[Part of a data file]
• • • • • • •

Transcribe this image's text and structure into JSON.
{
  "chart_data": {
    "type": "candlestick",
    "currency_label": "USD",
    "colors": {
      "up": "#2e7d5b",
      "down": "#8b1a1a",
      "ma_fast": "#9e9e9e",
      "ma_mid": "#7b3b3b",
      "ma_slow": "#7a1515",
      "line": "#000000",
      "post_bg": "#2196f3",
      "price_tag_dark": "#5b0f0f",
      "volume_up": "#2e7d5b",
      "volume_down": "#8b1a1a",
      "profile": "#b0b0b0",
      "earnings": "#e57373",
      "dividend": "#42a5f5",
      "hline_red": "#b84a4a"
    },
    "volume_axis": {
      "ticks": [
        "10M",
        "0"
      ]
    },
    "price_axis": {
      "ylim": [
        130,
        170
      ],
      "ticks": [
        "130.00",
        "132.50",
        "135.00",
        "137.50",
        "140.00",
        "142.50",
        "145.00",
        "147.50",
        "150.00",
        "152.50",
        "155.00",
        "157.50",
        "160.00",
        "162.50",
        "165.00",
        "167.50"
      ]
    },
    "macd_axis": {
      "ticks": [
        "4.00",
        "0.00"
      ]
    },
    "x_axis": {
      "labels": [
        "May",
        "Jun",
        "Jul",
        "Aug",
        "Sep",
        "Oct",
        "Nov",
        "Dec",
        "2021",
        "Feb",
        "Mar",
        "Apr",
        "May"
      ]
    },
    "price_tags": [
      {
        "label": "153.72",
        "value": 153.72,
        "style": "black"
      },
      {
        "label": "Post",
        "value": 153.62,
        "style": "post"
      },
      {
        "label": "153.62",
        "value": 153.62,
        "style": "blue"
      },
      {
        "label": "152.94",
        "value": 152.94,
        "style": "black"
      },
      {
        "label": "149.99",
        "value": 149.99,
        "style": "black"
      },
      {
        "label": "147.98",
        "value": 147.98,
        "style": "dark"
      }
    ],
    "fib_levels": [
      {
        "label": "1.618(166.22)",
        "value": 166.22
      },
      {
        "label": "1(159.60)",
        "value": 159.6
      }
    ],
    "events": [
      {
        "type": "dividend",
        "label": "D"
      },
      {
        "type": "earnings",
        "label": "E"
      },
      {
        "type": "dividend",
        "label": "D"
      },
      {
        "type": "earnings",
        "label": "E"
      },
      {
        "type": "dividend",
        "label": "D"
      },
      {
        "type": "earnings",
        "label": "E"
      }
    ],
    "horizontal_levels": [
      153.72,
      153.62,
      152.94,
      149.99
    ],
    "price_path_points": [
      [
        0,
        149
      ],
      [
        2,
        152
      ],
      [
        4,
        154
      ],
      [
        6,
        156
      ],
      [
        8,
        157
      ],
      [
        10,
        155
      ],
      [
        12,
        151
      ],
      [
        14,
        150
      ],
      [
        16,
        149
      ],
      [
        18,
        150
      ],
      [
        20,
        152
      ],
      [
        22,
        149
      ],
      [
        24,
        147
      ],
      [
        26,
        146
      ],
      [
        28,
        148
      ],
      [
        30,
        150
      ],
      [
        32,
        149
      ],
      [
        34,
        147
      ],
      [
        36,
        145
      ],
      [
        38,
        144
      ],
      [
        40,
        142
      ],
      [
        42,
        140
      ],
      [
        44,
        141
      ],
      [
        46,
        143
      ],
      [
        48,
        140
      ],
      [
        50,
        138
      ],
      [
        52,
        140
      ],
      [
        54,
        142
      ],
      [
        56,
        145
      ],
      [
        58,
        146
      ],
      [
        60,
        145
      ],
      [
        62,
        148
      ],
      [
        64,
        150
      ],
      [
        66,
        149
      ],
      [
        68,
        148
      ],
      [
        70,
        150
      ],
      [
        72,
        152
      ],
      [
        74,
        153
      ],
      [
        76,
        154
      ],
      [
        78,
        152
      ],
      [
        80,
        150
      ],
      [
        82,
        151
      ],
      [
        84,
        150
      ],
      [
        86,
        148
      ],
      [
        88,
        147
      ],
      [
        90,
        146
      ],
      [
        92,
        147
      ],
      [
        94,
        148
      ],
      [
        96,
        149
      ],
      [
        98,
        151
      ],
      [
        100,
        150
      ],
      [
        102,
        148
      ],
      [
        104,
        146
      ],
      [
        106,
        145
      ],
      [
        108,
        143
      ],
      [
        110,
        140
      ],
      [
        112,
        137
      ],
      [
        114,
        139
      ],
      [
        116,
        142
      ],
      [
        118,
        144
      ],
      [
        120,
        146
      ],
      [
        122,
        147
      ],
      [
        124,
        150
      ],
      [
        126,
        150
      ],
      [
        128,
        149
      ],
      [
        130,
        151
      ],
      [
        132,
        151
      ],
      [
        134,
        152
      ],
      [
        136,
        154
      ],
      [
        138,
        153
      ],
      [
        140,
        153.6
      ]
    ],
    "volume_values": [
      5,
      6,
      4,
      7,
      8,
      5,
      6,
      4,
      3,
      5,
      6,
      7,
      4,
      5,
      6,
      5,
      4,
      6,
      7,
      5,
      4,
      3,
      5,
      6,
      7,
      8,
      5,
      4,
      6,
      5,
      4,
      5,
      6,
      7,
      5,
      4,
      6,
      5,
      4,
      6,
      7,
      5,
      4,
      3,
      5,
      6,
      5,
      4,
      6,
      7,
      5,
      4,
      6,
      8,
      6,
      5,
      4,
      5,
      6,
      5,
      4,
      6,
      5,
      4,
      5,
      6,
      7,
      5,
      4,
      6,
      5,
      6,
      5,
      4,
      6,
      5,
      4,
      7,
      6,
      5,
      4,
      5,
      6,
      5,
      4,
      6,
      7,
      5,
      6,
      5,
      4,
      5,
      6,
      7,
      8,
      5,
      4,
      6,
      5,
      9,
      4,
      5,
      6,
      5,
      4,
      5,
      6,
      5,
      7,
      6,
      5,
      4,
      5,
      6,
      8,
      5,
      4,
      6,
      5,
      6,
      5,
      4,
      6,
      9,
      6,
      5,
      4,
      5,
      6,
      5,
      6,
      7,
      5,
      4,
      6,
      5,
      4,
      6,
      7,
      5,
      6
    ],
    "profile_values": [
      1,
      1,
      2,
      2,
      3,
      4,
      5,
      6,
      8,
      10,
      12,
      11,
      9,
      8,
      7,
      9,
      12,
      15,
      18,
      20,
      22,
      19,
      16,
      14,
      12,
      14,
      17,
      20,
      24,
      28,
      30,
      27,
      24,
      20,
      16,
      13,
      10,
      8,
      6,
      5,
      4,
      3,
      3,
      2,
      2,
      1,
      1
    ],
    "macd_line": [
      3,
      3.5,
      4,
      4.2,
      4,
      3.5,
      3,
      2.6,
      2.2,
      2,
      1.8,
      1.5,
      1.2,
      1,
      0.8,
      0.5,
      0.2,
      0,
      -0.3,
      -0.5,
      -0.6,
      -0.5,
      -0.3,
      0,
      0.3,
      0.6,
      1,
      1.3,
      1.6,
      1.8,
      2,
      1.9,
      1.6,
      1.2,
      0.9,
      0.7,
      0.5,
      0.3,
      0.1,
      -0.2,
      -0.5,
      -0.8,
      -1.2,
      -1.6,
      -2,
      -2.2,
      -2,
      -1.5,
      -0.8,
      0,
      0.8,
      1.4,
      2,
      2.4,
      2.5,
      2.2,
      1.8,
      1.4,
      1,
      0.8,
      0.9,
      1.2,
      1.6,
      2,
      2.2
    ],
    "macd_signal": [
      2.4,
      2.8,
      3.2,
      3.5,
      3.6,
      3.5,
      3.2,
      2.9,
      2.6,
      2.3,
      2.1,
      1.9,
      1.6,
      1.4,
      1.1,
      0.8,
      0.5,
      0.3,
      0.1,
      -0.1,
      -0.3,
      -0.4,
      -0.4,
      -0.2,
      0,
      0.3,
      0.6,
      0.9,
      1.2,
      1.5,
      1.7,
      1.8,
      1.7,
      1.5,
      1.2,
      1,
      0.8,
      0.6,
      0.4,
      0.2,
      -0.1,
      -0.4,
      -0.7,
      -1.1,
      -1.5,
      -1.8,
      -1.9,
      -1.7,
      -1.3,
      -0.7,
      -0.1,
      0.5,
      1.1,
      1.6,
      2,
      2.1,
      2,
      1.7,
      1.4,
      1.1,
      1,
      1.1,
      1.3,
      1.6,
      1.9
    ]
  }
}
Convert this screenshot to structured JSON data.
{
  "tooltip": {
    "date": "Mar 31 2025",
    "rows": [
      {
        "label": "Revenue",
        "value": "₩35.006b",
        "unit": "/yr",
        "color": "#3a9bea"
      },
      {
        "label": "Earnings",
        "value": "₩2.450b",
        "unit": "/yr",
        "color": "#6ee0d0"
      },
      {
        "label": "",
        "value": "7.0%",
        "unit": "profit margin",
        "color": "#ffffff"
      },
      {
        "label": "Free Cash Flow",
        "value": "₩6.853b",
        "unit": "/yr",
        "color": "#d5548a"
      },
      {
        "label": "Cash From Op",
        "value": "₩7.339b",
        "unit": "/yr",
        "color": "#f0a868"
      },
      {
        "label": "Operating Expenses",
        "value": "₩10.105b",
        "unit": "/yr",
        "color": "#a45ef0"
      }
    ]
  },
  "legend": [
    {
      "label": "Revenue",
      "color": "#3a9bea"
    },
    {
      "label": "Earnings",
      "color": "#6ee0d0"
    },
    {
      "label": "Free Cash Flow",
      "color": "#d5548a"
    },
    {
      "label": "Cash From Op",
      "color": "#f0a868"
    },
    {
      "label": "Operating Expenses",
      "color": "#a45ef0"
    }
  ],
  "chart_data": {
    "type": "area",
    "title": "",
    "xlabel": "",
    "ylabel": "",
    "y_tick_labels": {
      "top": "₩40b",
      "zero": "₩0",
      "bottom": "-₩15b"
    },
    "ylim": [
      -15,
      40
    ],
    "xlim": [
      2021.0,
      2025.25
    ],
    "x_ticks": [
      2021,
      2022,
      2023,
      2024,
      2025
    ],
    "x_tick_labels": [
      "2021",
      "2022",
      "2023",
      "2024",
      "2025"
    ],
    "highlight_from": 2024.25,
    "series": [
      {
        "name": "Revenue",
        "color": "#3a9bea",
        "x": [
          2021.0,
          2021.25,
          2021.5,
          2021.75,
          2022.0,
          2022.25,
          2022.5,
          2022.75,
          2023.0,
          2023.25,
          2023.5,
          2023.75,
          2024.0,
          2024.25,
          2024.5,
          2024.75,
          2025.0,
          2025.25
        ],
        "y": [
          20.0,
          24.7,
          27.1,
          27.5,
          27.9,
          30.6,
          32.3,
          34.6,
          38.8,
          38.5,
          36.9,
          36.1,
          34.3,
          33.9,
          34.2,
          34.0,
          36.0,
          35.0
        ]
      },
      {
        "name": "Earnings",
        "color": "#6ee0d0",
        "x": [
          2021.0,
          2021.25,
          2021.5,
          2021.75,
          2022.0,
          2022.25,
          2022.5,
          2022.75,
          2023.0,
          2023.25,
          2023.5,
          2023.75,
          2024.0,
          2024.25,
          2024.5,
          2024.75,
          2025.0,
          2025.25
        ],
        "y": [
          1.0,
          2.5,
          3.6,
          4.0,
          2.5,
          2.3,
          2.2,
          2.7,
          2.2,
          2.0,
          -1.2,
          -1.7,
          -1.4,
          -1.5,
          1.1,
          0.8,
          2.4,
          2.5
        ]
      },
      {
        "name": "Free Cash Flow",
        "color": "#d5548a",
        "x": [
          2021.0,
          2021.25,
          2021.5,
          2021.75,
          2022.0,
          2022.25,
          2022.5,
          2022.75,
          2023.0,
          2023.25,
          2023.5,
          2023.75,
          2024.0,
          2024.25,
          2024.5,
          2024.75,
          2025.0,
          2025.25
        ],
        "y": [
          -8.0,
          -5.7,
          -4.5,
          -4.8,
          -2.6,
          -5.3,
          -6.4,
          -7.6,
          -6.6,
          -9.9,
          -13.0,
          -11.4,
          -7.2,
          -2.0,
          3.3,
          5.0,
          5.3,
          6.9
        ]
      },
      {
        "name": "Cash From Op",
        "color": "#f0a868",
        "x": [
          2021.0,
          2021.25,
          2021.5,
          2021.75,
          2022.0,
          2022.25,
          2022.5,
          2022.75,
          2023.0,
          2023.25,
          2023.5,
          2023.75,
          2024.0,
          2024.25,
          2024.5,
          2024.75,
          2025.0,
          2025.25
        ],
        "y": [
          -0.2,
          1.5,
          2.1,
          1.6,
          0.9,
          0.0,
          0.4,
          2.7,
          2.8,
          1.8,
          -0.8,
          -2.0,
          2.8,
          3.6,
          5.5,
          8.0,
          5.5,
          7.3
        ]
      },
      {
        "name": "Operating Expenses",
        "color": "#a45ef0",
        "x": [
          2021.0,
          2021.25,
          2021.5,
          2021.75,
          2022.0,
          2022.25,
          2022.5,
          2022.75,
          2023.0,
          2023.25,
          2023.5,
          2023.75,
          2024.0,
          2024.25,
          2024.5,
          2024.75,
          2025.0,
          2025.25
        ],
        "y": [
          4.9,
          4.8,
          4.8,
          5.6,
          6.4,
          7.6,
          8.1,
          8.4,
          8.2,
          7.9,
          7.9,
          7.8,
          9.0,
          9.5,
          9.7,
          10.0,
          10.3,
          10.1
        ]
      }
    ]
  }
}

• • • • • • •

To do => List the lines of the entries that include "Expenses".

Complete answer =>
        "label": "Operating Expenses",
      "label": "Operating Expenses",
        "name": "Operating Expenses",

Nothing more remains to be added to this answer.